Written exercise - Identify, in the records below, every line where the string "trendz" appears, and copy each such line.

Supplied data -

____

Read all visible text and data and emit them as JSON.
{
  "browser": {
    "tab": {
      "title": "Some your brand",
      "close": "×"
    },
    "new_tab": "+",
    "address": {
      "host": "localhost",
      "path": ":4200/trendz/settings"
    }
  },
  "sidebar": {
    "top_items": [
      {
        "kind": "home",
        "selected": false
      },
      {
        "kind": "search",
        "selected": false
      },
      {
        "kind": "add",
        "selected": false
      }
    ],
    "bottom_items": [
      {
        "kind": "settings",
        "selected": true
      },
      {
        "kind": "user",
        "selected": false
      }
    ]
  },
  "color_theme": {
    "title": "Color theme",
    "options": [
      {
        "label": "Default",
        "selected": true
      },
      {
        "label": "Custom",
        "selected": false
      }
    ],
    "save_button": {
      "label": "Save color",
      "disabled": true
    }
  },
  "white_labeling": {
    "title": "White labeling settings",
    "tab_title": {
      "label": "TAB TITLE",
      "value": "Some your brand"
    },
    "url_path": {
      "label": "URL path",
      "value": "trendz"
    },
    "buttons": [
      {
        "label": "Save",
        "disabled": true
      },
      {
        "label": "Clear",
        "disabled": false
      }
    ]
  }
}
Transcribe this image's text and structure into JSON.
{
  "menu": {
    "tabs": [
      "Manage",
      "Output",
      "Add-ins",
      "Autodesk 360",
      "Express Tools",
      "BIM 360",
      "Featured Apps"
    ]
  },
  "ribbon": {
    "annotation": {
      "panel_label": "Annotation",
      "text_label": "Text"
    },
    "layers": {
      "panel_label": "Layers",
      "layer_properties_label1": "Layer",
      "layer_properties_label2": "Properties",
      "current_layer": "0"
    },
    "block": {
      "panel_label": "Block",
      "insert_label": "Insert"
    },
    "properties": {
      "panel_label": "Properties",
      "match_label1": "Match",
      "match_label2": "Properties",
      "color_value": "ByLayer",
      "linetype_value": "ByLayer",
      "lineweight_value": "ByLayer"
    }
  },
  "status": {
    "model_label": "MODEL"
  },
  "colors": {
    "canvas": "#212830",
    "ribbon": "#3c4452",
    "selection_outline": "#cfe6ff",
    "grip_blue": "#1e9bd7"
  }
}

____

Completed task -
      "path": ":4200/trendz/settings"
      "value": "trendz"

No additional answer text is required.